Given task: Check each line of the material below, and copy it if it holds the string "CERES".

Provided records:
- - -

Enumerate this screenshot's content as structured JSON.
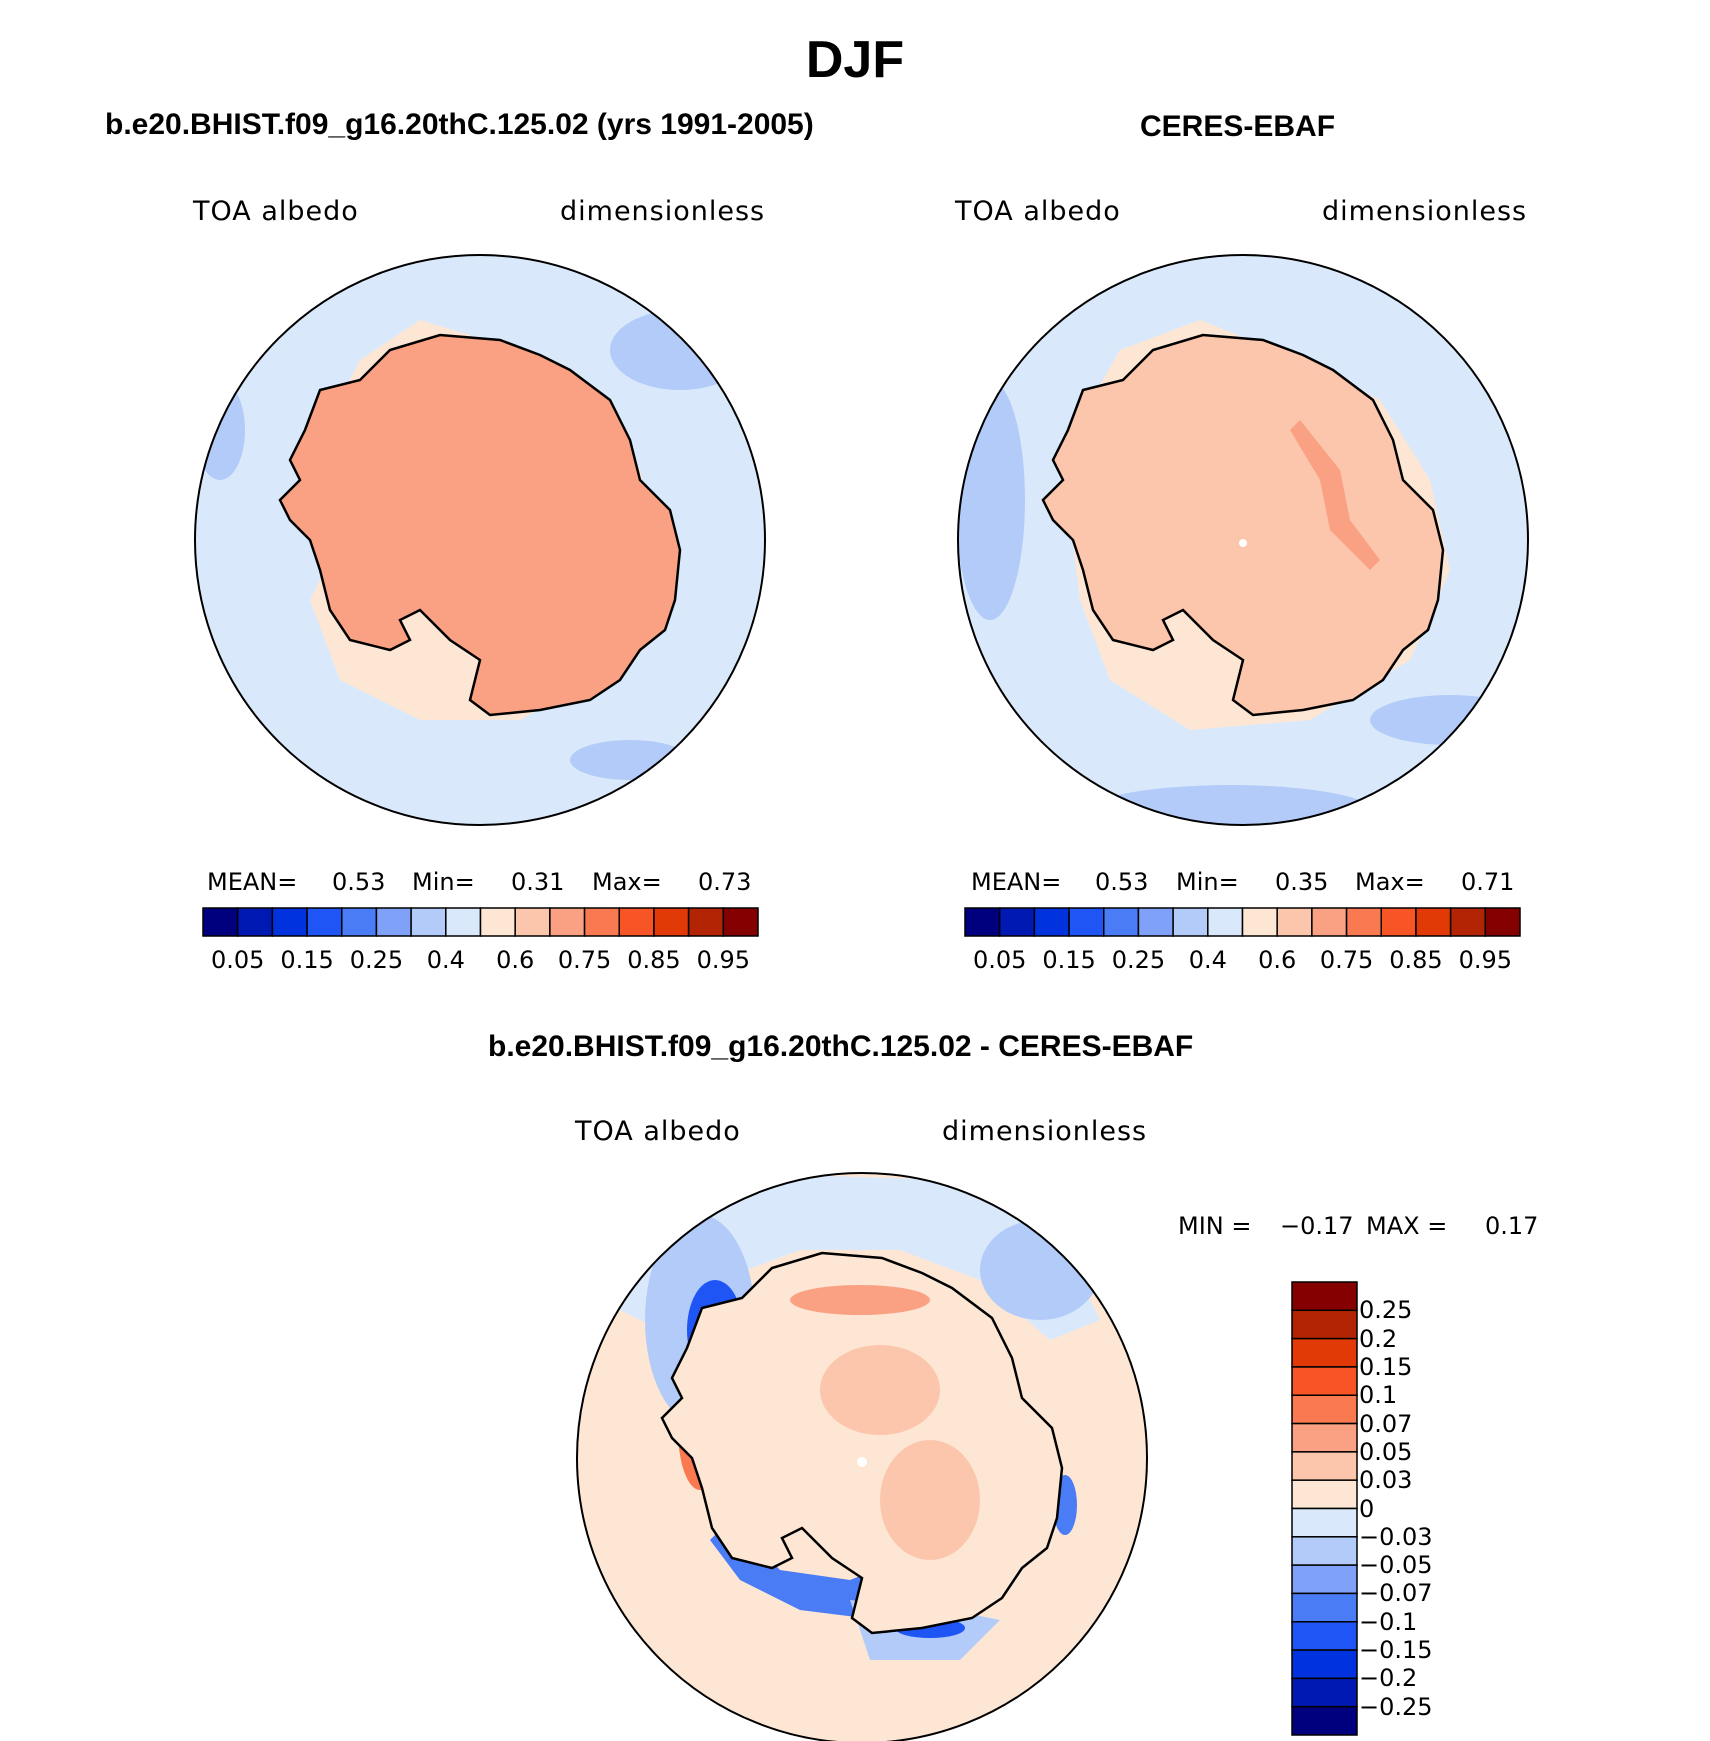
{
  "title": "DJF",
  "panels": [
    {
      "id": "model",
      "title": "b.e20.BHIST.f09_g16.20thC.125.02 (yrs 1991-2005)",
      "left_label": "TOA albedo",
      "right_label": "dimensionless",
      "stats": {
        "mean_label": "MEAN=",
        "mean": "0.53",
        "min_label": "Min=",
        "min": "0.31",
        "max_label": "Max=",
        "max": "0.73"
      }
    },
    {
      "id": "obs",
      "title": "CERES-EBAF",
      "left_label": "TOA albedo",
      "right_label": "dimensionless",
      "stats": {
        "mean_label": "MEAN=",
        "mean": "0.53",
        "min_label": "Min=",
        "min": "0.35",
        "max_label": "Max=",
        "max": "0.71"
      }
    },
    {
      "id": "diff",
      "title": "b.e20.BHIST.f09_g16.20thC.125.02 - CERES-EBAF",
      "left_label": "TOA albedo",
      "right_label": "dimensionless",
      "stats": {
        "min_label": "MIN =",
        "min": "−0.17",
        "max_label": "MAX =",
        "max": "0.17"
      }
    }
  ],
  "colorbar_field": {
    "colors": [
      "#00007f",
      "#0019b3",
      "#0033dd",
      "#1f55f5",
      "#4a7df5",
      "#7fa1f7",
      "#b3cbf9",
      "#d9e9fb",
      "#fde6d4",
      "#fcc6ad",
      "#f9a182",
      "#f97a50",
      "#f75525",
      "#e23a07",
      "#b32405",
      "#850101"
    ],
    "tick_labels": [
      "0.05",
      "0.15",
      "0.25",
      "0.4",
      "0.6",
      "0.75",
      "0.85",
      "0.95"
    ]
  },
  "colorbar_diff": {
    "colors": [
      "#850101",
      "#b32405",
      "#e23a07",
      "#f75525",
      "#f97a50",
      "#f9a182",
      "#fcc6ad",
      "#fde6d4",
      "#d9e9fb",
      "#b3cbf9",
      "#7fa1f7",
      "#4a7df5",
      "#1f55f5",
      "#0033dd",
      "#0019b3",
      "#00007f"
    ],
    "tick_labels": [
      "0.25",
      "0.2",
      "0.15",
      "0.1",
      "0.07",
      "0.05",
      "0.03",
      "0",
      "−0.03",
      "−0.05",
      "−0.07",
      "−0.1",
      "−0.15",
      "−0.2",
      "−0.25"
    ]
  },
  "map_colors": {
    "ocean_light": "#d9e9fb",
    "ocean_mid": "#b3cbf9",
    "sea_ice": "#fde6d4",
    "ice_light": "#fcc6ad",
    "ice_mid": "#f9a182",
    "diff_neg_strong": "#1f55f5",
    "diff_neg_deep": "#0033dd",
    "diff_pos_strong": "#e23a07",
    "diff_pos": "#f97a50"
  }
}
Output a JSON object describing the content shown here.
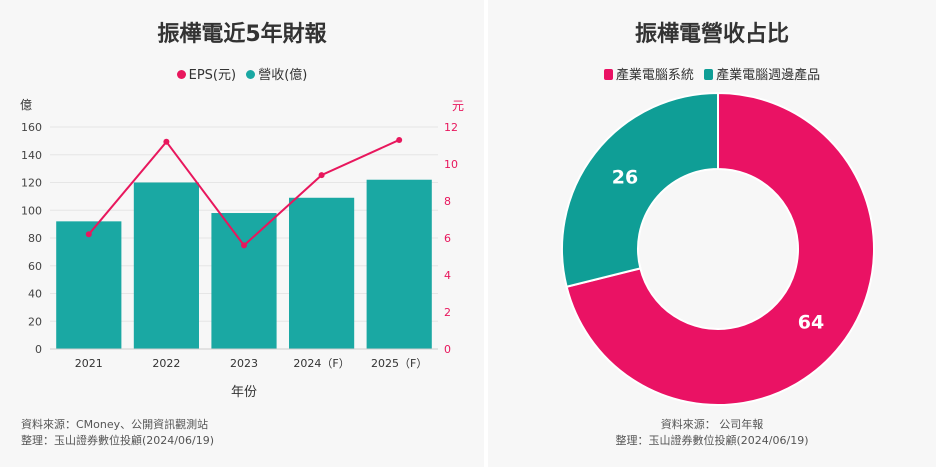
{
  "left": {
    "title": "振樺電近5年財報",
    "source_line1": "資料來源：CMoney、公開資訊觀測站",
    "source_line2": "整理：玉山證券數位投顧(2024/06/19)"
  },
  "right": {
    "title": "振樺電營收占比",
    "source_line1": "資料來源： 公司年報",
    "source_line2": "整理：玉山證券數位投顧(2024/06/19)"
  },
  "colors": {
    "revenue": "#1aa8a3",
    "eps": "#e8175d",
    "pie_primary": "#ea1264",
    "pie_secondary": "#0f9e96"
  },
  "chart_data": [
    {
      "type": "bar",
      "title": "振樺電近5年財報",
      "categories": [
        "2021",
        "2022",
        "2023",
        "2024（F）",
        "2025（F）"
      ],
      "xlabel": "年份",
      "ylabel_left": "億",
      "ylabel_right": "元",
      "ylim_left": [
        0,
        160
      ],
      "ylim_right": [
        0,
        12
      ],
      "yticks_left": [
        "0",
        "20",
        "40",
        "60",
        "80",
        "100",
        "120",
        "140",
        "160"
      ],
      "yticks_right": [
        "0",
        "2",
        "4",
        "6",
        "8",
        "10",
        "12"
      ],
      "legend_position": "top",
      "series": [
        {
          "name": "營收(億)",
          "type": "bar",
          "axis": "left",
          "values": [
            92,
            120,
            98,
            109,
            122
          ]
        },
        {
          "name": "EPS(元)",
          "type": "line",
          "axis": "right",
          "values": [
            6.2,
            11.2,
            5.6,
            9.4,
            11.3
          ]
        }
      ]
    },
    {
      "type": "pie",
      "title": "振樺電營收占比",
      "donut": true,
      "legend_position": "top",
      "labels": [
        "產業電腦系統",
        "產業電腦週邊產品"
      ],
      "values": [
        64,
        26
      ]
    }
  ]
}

- - -

Response to the task:
      "title": "CERES-EBAF",
      "title": "b.e20.BHIST.f09_g16.20thC.125.02 - CERES-EBAF",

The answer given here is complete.